## EXERCISE TASK
Write out all the material exactly. Leave nothing out.

## MATERIAL PROVIDED

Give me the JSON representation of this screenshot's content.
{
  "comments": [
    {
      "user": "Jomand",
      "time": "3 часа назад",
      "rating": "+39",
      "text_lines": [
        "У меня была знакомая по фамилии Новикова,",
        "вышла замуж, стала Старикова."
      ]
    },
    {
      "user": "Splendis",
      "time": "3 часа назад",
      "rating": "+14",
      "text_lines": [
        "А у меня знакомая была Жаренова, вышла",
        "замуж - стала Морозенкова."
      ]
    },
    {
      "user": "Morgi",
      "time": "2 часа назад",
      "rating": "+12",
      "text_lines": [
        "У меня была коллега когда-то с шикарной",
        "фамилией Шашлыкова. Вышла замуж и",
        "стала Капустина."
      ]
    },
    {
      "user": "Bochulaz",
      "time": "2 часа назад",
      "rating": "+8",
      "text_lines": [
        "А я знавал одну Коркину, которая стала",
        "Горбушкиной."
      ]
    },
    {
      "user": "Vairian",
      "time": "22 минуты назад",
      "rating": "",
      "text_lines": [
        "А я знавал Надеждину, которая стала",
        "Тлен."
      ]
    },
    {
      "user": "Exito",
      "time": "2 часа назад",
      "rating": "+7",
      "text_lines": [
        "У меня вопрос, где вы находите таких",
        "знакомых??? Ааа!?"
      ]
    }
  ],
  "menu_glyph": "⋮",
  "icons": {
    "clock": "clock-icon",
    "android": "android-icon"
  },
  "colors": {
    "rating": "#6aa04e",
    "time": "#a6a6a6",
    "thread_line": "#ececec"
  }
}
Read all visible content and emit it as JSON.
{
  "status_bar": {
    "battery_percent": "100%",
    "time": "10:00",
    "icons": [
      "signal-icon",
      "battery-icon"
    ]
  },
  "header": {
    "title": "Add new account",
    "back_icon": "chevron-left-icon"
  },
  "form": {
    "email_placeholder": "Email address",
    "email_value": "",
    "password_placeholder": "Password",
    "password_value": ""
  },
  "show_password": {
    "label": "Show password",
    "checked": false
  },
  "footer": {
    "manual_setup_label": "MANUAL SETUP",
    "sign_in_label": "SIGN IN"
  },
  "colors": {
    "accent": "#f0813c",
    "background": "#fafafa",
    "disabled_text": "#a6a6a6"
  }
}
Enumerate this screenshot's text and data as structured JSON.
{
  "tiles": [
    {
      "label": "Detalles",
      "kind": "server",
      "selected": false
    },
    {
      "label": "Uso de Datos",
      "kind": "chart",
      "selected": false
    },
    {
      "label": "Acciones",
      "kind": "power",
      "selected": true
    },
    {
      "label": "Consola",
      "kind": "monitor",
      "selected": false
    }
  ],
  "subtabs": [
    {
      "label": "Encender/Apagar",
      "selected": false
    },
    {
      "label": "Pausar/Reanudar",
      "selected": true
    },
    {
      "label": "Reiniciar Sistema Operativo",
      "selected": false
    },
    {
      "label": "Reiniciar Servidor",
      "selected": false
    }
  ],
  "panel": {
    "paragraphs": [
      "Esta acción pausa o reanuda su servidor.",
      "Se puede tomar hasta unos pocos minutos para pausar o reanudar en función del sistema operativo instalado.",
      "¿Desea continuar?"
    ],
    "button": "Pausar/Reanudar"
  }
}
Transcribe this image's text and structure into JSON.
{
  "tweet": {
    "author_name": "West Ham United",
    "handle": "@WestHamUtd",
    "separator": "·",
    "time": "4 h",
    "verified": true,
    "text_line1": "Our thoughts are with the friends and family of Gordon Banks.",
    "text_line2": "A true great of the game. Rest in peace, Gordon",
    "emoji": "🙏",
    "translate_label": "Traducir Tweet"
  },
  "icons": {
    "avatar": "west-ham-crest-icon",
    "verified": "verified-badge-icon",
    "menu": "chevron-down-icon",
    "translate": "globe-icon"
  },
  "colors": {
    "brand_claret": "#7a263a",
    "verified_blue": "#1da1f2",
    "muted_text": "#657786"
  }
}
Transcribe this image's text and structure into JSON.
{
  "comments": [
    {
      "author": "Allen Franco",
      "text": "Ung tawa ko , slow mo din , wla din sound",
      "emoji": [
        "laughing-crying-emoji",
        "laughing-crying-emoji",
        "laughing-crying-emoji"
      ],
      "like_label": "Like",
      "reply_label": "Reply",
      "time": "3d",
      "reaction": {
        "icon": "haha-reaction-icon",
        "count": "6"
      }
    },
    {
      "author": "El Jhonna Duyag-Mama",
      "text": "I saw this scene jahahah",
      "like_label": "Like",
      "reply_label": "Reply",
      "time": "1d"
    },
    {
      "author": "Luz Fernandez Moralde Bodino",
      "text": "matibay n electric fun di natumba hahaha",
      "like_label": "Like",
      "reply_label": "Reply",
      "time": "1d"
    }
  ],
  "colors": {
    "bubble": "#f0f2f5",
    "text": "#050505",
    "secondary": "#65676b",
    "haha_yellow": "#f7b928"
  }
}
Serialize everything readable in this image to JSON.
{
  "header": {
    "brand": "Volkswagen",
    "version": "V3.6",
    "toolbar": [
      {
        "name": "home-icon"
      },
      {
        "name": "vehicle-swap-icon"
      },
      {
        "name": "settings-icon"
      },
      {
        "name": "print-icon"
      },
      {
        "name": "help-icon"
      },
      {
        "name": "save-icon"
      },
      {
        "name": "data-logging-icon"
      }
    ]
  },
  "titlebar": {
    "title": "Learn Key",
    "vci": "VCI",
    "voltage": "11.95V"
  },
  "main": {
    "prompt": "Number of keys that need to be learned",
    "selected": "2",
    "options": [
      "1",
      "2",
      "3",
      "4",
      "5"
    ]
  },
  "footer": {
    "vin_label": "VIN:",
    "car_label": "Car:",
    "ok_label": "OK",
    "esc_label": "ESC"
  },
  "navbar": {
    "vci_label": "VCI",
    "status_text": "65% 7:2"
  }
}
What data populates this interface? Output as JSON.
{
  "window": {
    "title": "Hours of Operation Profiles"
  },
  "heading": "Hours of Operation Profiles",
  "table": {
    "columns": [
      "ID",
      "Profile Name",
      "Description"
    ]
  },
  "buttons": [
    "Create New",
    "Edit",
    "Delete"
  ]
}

## RESULT FOR THIS TASK
Give me the JSON representation of this screenshot's content.
{
  "comments": [
    {
      "user": "Jomand",
      "time": "3 часа назад",
      "rating": "+39",
      "text_lines": [
        "У меня была знакомая по фамилии Новикова,",
        "вышла замуж, стала Старикова."
      ]
    },
    {
      "user": "Splendis",
      "time": "3 часа назад",
      "rating": "+14",
      "text_lines": [
        "А у меня знакомая была Жаренова, вышла",
        "замуж - стала Морозенкова."
      ]
    },
    {
      "user": "Morgi",
      "time": "2 часа назад",
      "rating": "+12",
      "text_lines": [
        "У меня была коллега когда-то с шикарной",
        "фамилией Шашлыкова. Вышла замуж и",
        "стала Капустина."
      ]
    },
    {
      "user": "Bochulaz",
      "time": "2 часа назад",
      "rating": "+8",
      "text_lines": [
        "А я знавал одну Коркину, которая стала",
        "Горбушкиной."
      ]
    },
    {
      "user": "Vairian",
      "time": "22 минуты назад",
      "rating": "",
      "text_lines": [
        "А я знавал Надеждину, которая стала",
        "Тлен."
      ]
    },
    {
      "user": "Exito",
      "time": "2 часа назад",
      "rating": "+7",
      "text_lines": [
        "У меня вопрос, где вы находите таких",
        "знакомых??? Ааа!?"
      ]
    }
  ],
  "menu_glyph": "⋮",
  "icons": {
    "clock": "clock-icon",
    "android": "android-icon"
  },
  "colors": {
    "rating": "#6aa04e",
    "time": "#a6a6a6",
    "thread_line": "#ececec"
  }
}
Read all visible content and emit it as JSON.
{
  "status_bar": {
    "battery_percent": "100%",
    "time": "10:00",
    "icons": [
      "signal-icon",
      "battery-icon"
    ]
  },
  "header": {
    "title": "Add new account",
    "back_icon": "chevron-left-icon"
  },
  "form": {
    "email_placeholder": "Email address",
    "email_value": "",
    "password_placeholder": "Password",
    "password_value": ""
  },
  "show_password": {
    "label": "Show password",
    "checked": false
  },
  "footer": {
    "manual_setup_label": "MANUAL SETUP",
    "sign_in_label": "SIGN IN"
  },
  "colors": {
    "accent": "#f0813c",
    "background": "#fafafa",
    "disabled_text": "#a6a6a6"
  }
}
Enumerate this screenshot's text and data as structured JSON.
{
  "tiles": [
    {
      "label": "Detalles",
      "kind": "server",
      "selected": false
    },
    {
      "label": "Uso de Datos",
      "kind": "chart",
      "selected": false
    },
    {
      "label": "Acciones",
      "kind": "power",
      "selected": true
    },
    {
      "label": "Consola",
      "kind": "monitor",
      "selected": false
    }
  ],
  "subtabs": [
    {
      "label": "Encender/Apagar",
      "selected": false
    },
    {
      "label": "Pausar/Reanudar",
      "selected": true
    },
    {
      "label": "Reiniciar Sistema Operativo",
      "selected": false
    },
    {
      "label": "Reiniciar Servidor",
      "selected": false
    }
  ],
  "panel": {
    "paragraphs": [
      "Esta acción pausa o reanuda su servidor.",
      "Se puede tomar hasta unos pocos minutos para pausar o reanudar en función del sistema operativo instalado.",
      "¿Desea continuar?"
    ],
    "button": "Pausar/Reanudar"
  }
}
Transcribe this image's text and structure into JSON.
{
  "tweet": {
    "author_name": "West Ham United",
    "handle": "@WestHamUtd",
    "separator": "·",
    "time": "4 h",
    "verified": true,
    "text_line1": "Our thoughts are with the friends and family of Gordon Banks.",
    "text_line2": "A true great of the game. Rest in peace, Gordon",
    "emoji": "🙏",
    "translate_label": "Traducir Tweet"
  },
  "icons": {
    "avatar": "west-ham-crest-icon",
    "verified": "verified-badge-icon",
    "menu": "chevron-down-icon",
    "translate": "globe-icon"
  },
  "colors": {
    "brand_claret": "#7a263a",
    "verified_blue": "#1da1f2",
    "muted_text": "#657786"
  }
}
Transcribe this image's text and structure into JSON.
{
  "comments": [
    {
      "author": "Allen Franco",
      "text": "Ung tawa ko , slow mo din , wla din sound",
      "emoji": [
        "laughing-crying-emoji",
        "laughing-crying-emoji",
        "laughing-crying-emoji"
      ],
      "like_label": "Like",
      "reply_label": "Reply",
      "time": "3d",
      "reaction": {
        "icon": "haha-reaction-icon",
        "count": "6"
      }
    },
    {
      "author": "El Jhonna Duyag-Mama",
      "text": "I saw this scene jahahah",
      "like_label": "Like",
      "reply_label": "Reply",
      "time": "1d"
    },
    {
      "author": "Luz Fernandez Moralde Bodino",
      "text": "matibay n electric fun di natumba hahaha",
      "like_label": "Like",
      "reply_label": "Reply",
      "time": "1d"
    }
  ],
  "colors": {
    "bubble": "#f0f2f5",
    "text": "#050505",
    "secondary": "#65676b",
    "haha_yellow": "#f7b928"
  }
}
Serialize everything readable in this image to JSON.
{
  "header": {
    "brand": "Volkswagen",
    "version": "V3.6",
    "toolbar": [
      {
        "name": "home-icon"
      },
      {
        "name": "vehicle-swap-icon"
      },
      {
        "name": "settings-icon"
      },
      {
        "name": "print-icon"
      },
      {
        "name": "help-icon"
      },
      {
        "name": "save-icon"
      },
      {
        "name": "data-logging-icon"
      }
    ]
  },
  "titlebar": {
    "title": "Learn Key",
    "vci": "VCI",
    "voltage": "11.95V"
  },
  "main": {
    "prompt": "Number of keys that need to be learned",
    "selected": "2",
    "options": [
      "1",
      "2",
      "3",
      "4",
      "5"
    ]
  },
  "footer": {
    "vin_label": "VIN:",
    "car_label": "Car:",
    "ok_label": "OK",
    "esc_label": "ESC"
  },
  "navbar": {
    "vci_label": "VCI",
    "status_text": "65% 7:2"
  }
}
What data populates this interface? Output as JSON.
{
  "window": {
    "title": "Hours of Operation Profiles"
  },
  "heading": "Hours of Operation Profiles",
  "table": {
    "columns": [
      "ID",
      "Profile Name",
      "Description"
    ]
  },
  "buttons": [
    "Create New",
    "Edit",
    "Delete"
  ]
}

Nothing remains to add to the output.